YOUR TASK:
Copy the rows below word for word, from the row with "Identify 66 of" up to and including the row with "- legend-label: MAS: [438, 28, 459, 36]".

MATERIAL TO PROCESS:
[start]

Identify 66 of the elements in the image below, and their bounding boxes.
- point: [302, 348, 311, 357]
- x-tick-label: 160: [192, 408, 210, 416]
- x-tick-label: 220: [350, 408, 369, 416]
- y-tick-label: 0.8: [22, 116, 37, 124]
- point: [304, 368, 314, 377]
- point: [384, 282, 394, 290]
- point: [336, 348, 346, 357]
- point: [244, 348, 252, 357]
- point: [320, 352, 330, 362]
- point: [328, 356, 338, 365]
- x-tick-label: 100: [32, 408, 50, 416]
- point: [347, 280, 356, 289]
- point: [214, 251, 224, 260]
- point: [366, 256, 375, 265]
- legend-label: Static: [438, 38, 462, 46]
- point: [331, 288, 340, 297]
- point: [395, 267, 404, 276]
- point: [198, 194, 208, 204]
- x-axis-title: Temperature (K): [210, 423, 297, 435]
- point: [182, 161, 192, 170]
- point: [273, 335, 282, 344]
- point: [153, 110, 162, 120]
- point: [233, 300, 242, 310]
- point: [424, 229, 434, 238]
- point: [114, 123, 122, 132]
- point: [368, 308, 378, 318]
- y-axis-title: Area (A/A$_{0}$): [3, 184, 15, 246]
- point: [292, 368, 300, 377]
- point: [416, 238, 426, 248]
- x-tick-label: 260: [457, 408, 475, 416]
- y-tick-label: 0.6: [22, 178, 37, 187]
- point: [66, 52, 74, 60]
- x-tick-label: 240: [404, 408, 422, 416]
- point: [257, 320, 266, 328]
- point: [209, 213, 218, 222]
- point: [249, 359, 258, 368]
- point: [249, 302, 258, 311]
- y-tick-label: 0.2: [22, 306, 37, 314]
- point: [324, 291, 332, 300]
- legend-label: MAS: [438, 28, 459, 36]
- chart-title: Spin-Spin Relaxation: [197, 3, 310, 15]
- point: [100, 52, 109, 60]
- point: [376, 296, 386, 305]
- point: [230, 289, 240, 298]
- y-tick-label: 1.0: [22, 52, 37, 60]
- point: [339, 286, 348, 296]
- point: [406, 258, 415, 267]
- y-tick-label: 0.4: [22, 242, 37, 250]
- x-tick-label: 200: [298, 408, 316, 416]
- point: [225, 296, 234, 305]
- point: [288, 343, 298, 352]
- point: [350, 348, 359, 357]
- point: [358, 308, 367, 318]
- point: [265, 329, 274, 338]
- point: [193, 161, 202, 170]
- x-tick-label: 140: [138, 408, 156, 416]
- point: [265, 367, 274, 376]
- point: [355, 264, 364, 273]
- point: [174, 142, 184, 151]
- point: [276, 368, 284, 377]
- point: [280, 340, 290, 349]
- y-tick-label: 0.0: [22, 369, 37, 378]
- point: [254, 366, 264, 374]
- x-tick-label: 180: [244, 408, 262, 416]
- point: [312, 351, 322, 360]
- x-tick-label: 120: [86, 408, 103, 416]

[end]
[start]

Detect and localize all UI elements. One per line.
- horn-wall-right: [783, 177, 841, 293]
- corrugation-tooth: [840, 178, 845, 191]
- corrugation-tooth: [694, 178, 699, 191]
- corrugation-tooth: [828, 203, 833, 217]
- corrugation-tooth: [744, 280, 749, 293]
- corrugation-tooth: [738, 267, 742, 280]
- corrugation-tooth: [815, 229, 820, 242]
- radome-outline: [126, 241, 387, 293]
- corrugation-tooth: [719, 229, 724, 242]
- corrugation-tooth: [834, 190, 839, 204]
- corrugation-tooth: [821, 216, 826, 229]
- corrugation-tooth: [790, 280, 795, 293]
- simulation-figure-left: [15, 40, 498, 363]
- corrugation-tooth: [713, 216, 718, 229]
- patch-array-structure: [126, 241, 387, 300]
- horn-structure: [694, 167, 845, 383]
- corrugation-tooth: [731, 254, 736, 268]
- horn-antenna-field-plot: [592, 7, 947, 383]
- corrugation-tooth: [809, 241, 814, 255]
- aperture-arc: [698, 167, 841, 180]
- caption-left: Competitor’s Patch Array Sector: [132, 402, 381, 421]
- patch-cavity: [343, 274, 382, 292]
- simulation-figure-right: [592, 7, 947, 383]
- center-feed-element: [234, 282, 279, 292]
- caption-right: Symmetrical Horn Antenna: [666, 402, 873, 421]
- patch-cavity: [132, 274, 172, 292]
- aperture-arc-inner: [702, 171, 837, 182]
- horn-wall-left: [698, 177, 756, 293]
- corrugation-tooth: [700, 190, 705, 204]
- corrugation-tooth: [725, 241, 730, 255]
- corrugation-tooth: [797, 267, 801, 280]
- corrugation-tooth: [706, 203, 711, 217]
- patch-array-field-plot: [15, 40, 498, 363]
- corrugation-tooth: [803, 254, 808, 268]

[end]

ANSWER:
Identify 66 of the elements in the image below, and their bounding boxes.
- point: [302, 348, 311, 357]
- x-tick-label: 160: [192, 408, 210, 416]
- x-tick-label: 220: [350, 408, 369, 416]
- y-tick-label: 0.8: [22, 116, 37, 124]
- point: [304, 368, 314, 377]
- point: [384, 282, 394, 290]
- point: [336, 348, 346, 357]
- point: [244, 348, 252, 357]
- point: [320, 352, 330, 362]
- point: [328, 356, 338, 365]
- x-tick-label: 100: [32, 408, 50, 416]
- point: [347, 280, 356, 289]
- point: [214, 251, 224, 260]
- point: [366, 256, 375, 265]
- legend-label: Static: [438, 38, 462, 46]
- point: [331, 288, 340, 297]
- point: [395, 267, 404, 276]
- point: [198, 194, 208, 204]
- x-axis-title: Temperature (K): [210, 423, 297, 435]
- point: [182, 161, 192, 170]
- point: [273, 335, 282, 344]
- point: [153, 110, 162, 120]
- point: [233, 300, 242, 310]
- point: [424, 229, 434, 238]
- point: [114, 123, 122, 132]
- point: [368, 308, 378, 318]
- y-axis-title: Area (A/A$_{0}$): [3, 184, 15, 246]
- point: [292, 368, 300, 377]
- point: [416, 238, 426, 248]
- x-tick-label: 260: [457, 408, 475, 416]
- y-tick-label: 0.6: [22, 178, 37, 187]
- point: [66, 52, 74, 60]
- x-tick-label: 240: [404, 408, 422, 416]
- point: [257, 320, 266, 328]
- point: [209, 213, 218, 222]
- point: [249, 359, 258, 368]
- point: [249, 302, 258, 311]
- y-tick-label: 0.2: [22, 306, 37, 314]
- point: [324, 291, 332, 300]
- legend-label: MAS: [438, 28, 459, 36]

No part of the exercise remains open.